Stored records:
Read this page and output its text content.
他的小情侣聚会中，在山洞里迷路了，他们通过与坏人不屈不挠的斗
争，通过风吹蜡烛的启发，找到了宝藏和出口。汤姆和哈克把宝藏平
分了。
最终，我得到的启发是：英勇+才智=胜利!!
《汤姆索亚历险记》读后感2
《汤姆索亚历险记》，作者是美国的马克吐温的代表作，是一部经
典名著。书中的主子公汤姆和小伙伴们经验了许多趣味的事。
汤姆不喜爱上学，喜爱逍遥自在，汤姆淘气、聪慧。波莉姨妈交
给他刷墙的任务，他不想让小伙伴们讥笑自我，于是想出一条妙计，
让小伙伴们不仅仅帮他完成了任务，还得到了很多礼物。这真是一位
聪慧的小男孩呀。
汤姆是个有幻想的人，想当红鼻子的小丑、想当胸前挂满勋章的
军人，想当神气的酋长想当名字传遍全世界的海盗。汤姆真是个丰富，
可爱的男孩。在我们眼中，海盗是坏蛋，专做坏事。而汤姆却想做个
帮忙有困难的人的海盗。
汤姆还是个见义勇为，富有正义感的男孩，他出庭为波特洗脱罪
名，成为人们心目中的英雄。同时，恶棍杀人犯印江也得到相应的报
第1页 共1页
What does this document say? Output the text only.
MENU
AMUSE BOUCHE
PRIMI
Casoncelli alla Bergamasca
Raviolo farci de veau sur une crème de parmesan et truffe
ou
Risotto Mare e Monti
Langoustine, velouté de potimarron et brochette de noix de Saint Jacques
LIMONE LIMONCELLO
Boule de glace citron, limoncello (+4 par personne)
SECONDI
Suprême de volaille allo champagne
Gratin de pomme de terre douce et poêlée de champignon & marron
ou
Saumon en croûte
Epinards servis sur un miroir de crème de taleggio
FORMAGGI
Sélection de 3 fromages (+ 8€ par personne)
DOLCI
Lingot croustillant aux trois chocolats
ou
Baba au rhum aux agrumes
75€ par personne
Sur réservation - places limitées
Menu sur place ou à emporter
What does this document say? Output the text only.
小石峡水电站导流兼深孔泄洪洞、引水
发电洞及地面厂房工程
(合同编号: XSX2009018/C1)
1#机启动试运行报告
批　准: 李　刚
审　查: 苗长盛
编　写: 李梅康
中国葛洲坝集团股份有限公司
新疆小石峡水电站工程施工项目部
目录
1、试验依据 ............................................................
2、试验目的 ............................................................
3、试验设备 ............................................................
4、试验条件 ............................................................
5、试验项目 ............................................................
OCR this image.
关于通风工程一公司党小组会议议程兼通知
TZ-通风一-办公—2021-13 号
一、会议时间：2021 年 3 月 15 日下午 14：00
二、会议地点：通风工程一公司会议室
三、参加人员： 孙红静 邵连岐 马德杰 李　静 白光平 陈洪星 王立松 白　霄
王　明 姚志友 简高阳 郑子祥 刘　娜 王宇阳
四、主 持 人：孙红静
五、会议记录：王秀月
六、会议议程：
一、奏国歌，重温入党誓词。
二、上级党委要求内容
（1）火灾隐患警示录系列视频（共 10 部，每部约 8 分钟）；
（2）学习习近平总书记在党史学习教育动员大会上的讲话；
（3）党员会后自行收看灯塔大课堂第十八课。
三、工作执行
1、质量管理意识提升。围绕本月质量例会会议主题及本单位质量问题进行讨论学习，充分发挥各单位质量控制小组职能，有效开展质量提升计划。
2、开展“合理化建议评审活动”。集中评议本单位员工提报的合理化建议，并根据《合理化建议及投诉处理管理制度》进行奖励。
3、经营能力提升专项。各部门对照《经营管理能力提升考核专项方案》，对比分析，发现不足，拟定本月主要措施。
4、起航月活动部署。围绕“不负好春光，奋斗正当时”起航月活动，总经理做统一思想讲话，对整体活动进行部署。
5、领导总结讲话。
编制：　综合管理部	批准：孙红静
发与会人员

Exercise objective.
Copy out the material word for word and line for line.

Task response.
Read this page and output its text content.
他的小情侣聚会中，在山洞里迷路了，他们通过与坏人不屈不挠的斗
争，通过风吹蜡烛的启发，找到了宝藏和出口。汤姆和哈克把宝藏平
分了。
最终，我得到的启发是：英勇+才智=胜利!!
《汤姆索亚历险记》读后感2
《汤姆索亚历险记》，作者是美国的马克吐温的代表作，是一部经
典名著。书中的主子公汤姆和小伙伴们经验了许多趣味的事。
汤姆不喜爱上学，喜爱逍遥自在，汤姆淘气、聪慧。波莉姨妈交
给他刷墙的任务，他不想让小伙伴们讥笑自我，于是想出一条妙计，
让小伙伴们不仅仅帮他完成了任务，还得到了很多礼物。这真是一位
聪慧的小男孩呀。
汤姆是个有幻想的人，想当红鼻子的小丑、想当胸前挂满勋章的
军人，想当神气的酋长想当名字传遍全世界的海盗。汤姆真是个丰富，
可爱的男孩。在我们眼中，海盗是坏蛋，专做坏事。而汤姆却想做个
帮忙有困难的人的海盗。
汤姆还是个见义勇为，富有正义感的男孩，他出庭为波特洗脱罪
名，成为人们心目中的英雄。同时，恶棍杀人犯印江也得到相应的报
第1页 共1页
What does this document say? Output the text only.
MENU
AMUSE BOUCHE
PRIMI
Casoncelli alla Bergamasca
Raviolo farci de veau sur une crème de parmesan et truffe
ou
Risotto Mare e Monti
Langoustine, velouté de potimarron et brochette de noix de Saint Jacques
LIMONE LIMONCELLO
Boule de glace citron, limoncello (+4 par personne)
SECONDI
Suprême de volaille allo champagne
Gratin de pomme de terre douce et poêlée de champignon & marron
ou
Saumon en croûte
Epinards servis sur un miroir de crème de taleggio
FORMAGGI
Sélection de 3 fromages (+ 8€ par personne)
DOLCI
Lingot croustillant aux trois chocolats
ou
Baba au rhum aux agrumes
75€ par personne
Sur réservation - places limitées
Menu sur place ou à emporter
What does this document say? Output the text only.
小石峡水电站导流兼深孔泄洪洞、引水
发电洞及地面厂房工程
(合同编号: XSX2009018/C1)
1#机启动试运行报告
批　准: 李　刚
审　查: 苗长盛
编　写: 李梅康
中国葛洲坝集团股份有限公司
新疆小石峡水电站工程施工项目部
目录
1、试验依据 ............................................................
2、试验目的 ............................................................
3、试验设备 ............................................................
4、试验条件 ............................................................
5、试验项目 ............................................................
OCR this image.
关于通风工程一公司党小组会议议程兼通知
TZ-通风一-办公—2021-13 号
一、会议时间：2021 年 3 月 15 日下午 14：00
二、会议地点：通风工程一公司会议室
三、参加人员： 孙红静 邵连岐 马德杰 李　静 白光平 陈洪星 王立松 白　霄
王　明 姚志友 简高阳 郑子祥 刘　娜 王宇阳
四、主 持 人：孙红静
五、会议记录：王秀月
六、会议议程：
一、奏国歌，重温入党誓词。
二、上级党委要求内容
（1）火灾隐患警示录系列视频（共 10 部，每部约 8 分钟）；
（2）学习习近平总书记在党史学习教育动员大会上的讲话；
（3）党员会后自行收看灯塔大课堂第十八课。
三、工作执行
1、质量管理意识提升。围绕本月质量例会会议主题及本单位质量问题进行讨论学习，充分发挥各单位质量控制小组职能，有效开展质量提升计划。
2、开展“合理化建议评审活动”。集中评议本单位员工提报的合理化建议，并根据《合理化建议及投诉处理管理制度》进行奖励。
3、经营能力提升专项。各部门对照《经营管理能力提升考核专项方案》，对比分析，发现不足，拟定本月主要措施。
4、起航月活动部署。围绕“不负好春光，奋斗正当时”起航月活动，总经理做统一思想讲话，对整体活动进行部署。
5、领导总结讲话。
编制：　综合管理部	批准：孙红静
发与会人员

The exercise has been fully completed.